EXERCISE DIRECTIONS:
Exact repetition of every entry is required.

------------------------------------------------

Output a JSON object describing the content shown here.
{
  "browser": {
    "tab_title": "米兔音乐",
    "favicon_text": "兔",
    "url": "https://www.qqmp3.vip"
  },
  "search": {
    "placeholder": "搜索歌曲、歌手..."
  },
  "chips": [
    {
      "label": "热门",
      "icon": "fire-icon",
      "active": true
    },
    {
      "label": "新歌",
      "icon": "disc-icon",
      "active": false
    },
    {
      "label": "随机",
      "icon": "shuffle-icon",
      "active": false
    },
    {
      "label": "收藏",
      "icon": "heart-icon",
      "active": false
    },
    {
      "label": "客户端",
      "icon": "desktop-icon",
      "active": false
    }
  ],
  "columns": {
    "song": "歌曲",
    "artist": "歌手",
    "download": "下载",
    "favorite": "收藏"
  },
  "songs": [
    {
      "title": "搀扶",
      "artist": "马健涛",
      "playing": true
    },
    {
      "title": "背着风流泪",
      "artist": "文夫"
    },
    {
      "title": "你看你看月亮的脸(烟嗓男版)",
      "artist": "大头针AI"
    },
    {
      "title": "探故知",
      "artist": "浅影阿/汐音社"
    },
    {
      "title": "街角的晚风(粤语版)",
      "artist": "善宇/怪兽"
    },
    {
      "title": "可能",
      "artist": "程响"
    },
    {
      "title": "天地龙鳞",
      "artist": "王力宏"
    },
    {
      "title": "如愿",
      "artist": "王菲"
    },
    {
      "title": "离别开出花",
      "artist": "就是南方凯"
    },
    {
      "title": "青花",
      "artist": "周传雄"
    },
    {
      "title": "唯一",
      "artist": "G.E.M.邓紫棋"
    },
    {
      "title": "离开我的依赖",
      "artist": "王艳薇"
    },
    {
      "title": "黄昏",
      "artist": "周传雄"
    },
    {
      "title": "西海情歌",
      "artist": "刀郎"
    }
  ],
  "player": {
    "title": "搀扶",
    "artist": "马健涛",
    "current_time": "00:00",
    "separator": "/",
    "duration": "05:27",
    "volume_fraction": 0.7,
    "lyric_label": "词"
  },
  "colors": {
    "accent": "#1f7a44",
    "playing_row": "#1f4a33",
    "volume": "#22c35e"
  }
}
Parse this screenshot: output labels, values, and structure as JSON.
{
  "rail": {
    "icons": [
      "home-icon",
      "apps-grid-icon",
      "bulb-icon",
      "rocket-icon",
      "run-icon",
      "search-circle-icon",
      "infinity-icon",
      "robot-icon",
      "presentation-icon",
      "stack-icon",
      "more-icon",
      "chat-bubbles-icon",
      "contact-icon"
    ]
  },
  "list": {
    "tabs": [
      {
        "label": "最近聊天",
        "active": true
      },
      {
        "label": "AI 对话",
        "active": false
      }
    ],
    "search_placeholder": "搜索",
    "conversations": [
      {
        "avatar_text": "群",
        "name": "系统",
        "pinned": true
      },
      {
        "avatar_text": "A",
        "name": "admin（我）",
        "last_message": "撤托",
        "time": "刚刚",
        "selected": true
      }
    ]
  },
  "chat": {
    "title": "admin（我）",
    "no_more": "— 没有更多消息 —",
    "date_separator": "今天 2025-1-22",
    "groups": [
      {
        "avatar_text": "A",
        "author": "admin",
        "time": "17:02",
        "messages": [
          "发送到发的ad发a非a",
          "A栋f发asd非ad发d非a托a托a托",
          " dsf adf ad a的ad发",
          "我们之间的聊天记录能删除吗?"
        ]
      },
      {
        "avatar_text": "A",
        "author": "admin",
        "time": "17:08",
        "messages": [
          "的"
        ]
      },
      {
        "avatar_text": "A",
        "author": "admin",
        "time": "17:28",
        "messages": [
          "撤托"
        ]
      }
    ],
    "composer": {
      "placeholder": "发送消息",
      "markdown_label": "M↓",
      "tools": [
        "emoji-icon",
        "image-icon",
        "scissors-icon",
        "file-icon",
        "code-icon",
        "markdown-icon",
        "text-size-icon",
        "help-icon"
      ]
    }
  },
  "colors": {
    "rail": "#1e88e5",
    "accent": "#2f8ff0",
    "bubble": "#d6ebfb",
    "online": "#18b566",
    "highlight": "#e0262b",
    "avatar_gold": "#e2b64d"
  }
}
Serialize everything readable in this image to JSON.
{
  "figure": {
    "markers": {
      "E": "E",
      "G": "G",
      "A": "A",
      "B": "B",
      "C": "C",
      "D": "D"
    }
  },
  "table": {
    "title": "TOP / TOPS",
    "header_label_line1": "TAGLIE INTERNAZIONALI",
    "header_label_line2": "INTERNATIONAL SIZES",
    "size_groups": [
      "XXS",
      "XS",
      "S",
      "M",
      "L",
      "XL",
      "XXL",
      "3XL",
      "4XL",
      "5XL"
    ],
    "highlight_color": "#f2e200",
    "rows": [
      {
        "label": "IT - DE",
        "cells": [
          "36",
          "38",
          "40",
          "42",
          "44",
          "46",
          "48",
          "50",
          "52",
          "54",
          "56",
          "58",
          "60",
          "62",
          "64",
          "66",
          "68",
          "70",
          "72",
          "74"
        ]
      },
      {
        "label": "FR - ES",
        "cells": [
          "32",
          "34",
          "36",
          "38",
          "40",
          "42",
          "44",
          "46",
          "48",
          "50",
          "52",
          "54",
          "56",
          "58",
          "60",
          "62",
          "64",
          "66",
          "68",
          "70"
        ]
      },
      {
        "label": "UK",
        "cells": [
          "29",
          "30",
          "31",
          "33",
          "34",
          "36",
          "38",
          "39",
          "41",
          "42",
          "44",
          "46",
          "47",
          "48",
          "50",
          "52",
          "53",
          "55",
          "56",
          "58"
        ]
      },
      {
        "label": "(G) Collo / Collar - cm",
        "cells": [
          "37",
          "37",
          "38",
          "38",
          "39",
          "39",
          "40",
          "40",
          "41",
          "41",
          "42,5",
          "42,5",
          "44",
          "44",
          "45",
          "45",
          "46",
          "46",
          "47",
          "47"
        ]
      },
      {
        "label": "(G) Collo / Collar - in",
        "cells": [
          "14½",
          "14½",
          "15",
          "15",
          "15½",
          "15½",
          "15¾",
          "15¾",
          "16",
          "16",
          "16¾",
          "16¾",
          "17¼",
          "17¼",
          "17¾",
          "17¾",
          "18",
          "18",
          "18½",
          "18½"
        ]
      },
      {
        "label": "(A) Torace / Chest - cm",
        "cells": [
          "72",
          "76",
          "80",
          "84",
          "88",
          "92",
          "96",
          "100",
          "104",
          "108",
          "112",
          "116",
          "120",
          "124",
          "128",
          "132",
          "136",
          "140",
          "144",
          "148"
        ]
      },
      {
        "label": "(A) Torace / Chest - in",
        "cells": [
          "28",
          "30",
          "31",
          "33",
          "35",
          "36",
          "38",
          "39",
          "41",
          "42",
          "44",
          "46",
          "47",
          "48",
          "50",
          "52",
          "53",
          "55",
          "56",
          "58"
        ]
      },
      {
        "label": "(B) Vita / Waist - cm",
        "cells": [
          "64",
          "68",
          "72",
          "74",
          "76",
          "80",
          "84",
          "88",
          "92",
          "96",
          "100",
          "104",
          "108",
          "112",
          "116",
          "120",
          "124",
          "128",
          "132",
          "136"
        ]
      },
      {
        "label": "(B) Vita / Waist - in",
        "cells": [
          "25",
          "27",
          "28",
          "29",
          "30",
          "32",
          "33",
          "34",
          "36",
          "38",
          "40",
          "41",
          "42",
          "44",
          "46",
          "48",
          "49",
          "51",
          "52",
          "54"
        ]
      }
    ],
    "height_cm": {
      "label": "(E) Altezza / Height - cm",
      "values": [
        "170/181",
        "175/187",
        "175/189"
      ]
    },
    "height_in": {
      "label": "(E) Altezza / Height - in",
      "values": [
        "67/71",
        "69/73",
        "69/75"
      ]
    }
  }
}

------------------------------------------------

CORRECT ANSWER:
Output a JSON object describing the content shown here.
{
  "browser": {
    "tab_title": "米兔音乐",
    "favicon_text": "兔",
    "url": "https://www.qqmp3.vip"
  },
  "search": {
    "placeholder": "搜索歌曲、歌手..."
  },
  "chips": [
    {
      "label": "热门",
      "icon": "fire-icon",
      "active": true
    },
    {
      "label": "新歌",
      "icon": "disc-icon",
      "active": false
    },
    {
      "label": "随机",
      "icon": "shuffle-icon",
      "active": false
    },
    {
      "label": "收藏",
      "icon": "heart-icon",
      "active": false
    },
    {
      "label": "客户端",
      "icon": "desktop-icon",
      "active": false
    }
  ],
  "columns": {
    "song": "歌曲",
    "artist": "歌手",
    "download": "下载",
    "favorite": "收藏"
  },
  "songs": [
    {
      "title": "搀扶",
      "artist": "马健涛",
      "playing": true
    },
    {
      "title": "背着风流泪",
      "artist": "文夫"
    },
    {
      "title": "你看你看月亮的脸(烟嗓男版)",
      "artist": "大头针AI"
    },
    {
      "title": "探故知",
      "artist": "浅影阿/汐音社"
    },
    {
      "title": "街角的晚风(粤语版)",
      "artist": "善宇/怪兽"
    },
    {
      "title": "可能",
      "artist": "程响"
    },
    {
      "title": "天地龙鳞",
      "artist": "王力宏"
    },
    {
      "title": "如愿",
      "artist": "王菲"
    },
    {
      "title": "离别开出花",
      "artist": "就是南方凯"
    },
    {
      "title": "青花",
      "artist": "周传雄"
    },
    {
      "title": "唯一",
      "artist": "G.E.M.邓紫棋"
    },
    {
      "title": "离开我的依赖",
      "artist": "王艳薇"
    },
    {
      "title": "黄昏",
      "artist": "周传雄"
    },
    {
      "title": "西海情歌",
      "artist": "刀郎"
    }
  ],
  "player": {
    "title": "搀扶",
    "artist": "马健涛",
    "current_time": "00:00",
    "separator": "/",
    "duration": "05:27",
    "volume_fraction": 0.7,
    "lyric_label": "词"
  },
  "colors": {
    "accent": "#1f7a44",
    "playing_row": "#1f4a33",
    "volume": "#22c35e"
  }
}
Parse this screenshot: output labels, values, and structure as JSON.
{
  "rail": {
    "icons": [
      "home-icon",
      "apps-grid-icon",
      "bulb-icon",
      "rocket-icon",
      "run-icon",
      "search-circle-icon",
      "infinity-icon",
      "robot-icon",
      "presentation-icon",
      "stack-icon",
      "more-icon",
      "chat-bubbles-icon",
      "contact-icon"
    ]
  },
  "list": {
    "tabs": [
      {
        "label": "最近聊天",
        "active": true
      },
      {
        "label": "AI 对话",
        "active": false
      }
    ],
    "search_placeholder": "搜索",
    "conversations": [
      {
        "avatar_text": "群",
        "name": "系统",
        "pinned": true
      },
      {
        "avatar_text": "A",
        "name": "admin（我）",
        "last_message": "撤托",
        "time": "刚刚",
        "selected": true
      }
    ]
  },
  "chat": {
    "title": "admin（我）",
    "no_more": "— 没有更多消息 —",
    "date_separator": "今天 2025-1-22",
    "groups": [
      {
        "avatar_text": "A",
        "author": "admin",
        "time": "17:02",
        "messages": [
          "发送到发的ad发a非a",
          "A栋f发asd非ad发d非a托a托a托",
          " dsf adf ad a的ad发",
          "我们之间的聊天记录能删除吗?"
        ]
      },
      {
        "avatar_text": "A",
        "author": "admin",
        "time": "17:08",
        "messages": [
          "的"
        ]
      },
      {
        "avatar_text": "A",
        "author": "admin",
        "time": "17:28",
        "messages": [
          "撤托"
        ]
      }
    ],
    "composer": {
      "placeholder": "发送消息",
      "markdown_label": "M↓",
      "tools": [
        "emoji-icon",
        "image-icon",
        "scissors-icon",
        "file-icon",
        "code-icon",
        "markdown-icon",
        "text-size-icon",
        "help-icon"
      ]
    }
  },
  "colors": {
    "rail": "#1e88e5",
    "accent": "#2f8ff0",
    "bubble": "#d6ebfb",
    "online": "#18b566",
    "highlight": "#e0262b",
    "avatar_gold": "#e2b64d"
  }
}
Serialize everything readable in this image to JSON.
{
  "figure": {
    "markers": {
      "E": "E",
      "G": "G",
      "A": "A",
      "B": "B",
      "C": "C",
      "D": "D"
    }
  },
  "table": {
    "title": "TOP / TOPS",
    "header_label_line1": "TAGLIE INTERNAZIONALI",
    "header_label_line2": "INTERNATIONAL SIZES",
    "size_groups": [
      "XXS",
      "XS",
      "S",
      "M",
      "L",
      "XL",
      "XXL",
      "3XL",
      "4XL",
      "5XL"
    ],
    "highlight_color": "#f2e200",
    "rows": [
      {
        "label": "IT - DE",
        "cells": [
          "36",
          "38",
          "40",
          "42",
          "44",
          "46",
          "48",
          "50",
          "52",
          "54",
          "56",
          "58",
          "60",
          "62",
          "64",
          "66",
          "68",
          "70",
          "72",
          "74"
        ]
      },
      {
        "label": "FR - ES",
        "cells": [
          "32",
          "34",
          "36",
          "38",
          "40",
          "42",
          "44",
          "46",
          "48",
          "50",
          "52",
          "54",
          "56",
          "58",
          "60",
          "62",
          "64",
          "66",
          "68",
          "70"
        ]
      },
      {
        "label": "UK",
        "cells": [
          "29",
          "30",
          "31",
          "33",
          "34",
          "36",
          "38",
          "39",
          "41",
          "42",
          "44",
          "46",
          "47",
          "48",
          "50",
          "52",
          "53",
          "55",
          "56",
          "58"
        ]
      },
      {
        "label": "(G) Collo / Collar - cm",
        "cells": [
          "37",
          "37",
          "38",
          "38",
          "39",
          "39",
          "40",
          "40",
          "41",
          "41",
          "42,5",
          "42,5",
          "44",
          "44",
          "45",
          "45",
          "46",
          "46",
          "47",
          "47"
        ]
      },
      {
        "label": "(G) Collo / Collar - in",
        "cells": [
          "14½",
          "14½",
          "15",
          "15",
          "15½",
          "15½",
          "15¾",
          "15¾",
          "16",
          "16",
          "16¾",
          "16¾",
          "17¼",
          "17¼",
          "17¾",
          "17¾",
          "18",
          "18",
          "18½",
          "18½"
        ]
      },
      {
        "label": "(A) Torace / Chest - cm",
        "cells": [
          "72",
          "76",
          "80",
          "84",
          "88",
          "92",
          "96",
          "100",
          "104",
          "108",
          "112",
          "116",
          "120",
          "124",
          "128",
          "132",
          "136",
          "140",
          "144",
          "148"
        ]
      },
      {
        "label": "(A) Torace / Chest - in",
        "cells": [
          "28",
          "30",
          "31",
          "33",
          "35",
          "36",
          "38",
          "39",
          "41",
          "42",
          "44",
          "46",
          "47",
          "48",
          "50",
          "52",
          "53",
          "55",
          "56",
          "58"
        ]
      },
      {
        "label": "(B) Vita / Waist - cm",
        "cells": [
          "64",
          "68",
          "72",
          "74",
          "76",
          "80",
          "84",
          "88",
          "92",
          "96",
          "100",
          "104",
          "108",
          "112",
          "116",
          "120",
          "124",
          "128",
          "132",
          "136"
        ]
      },
      {
        "label": "(B) Vita / Waist - in",
        "cells": [
          "25",
          "27",
          "28",
          "29",
          "30",
          "32",
          "33",
          "34",
          "36",
          "38",
          "40",
          "41",
          "42",
          "44",
          "46",
          "48",
          "49",
          "51",
          "52",
          "54"
        ]
      }
    ],
    "height_cm": {
      "label": "(E) Altezza / Height - cm",
      "values": [
        "170/181",
        "175/187",
        "175/189"
      ]
    },
    "height_in": {
      "label": "(E) Altezza / Height - in",
      "values": [
        "67/71",
        "69/73",
        "69/75"
      ]
    }
  }
}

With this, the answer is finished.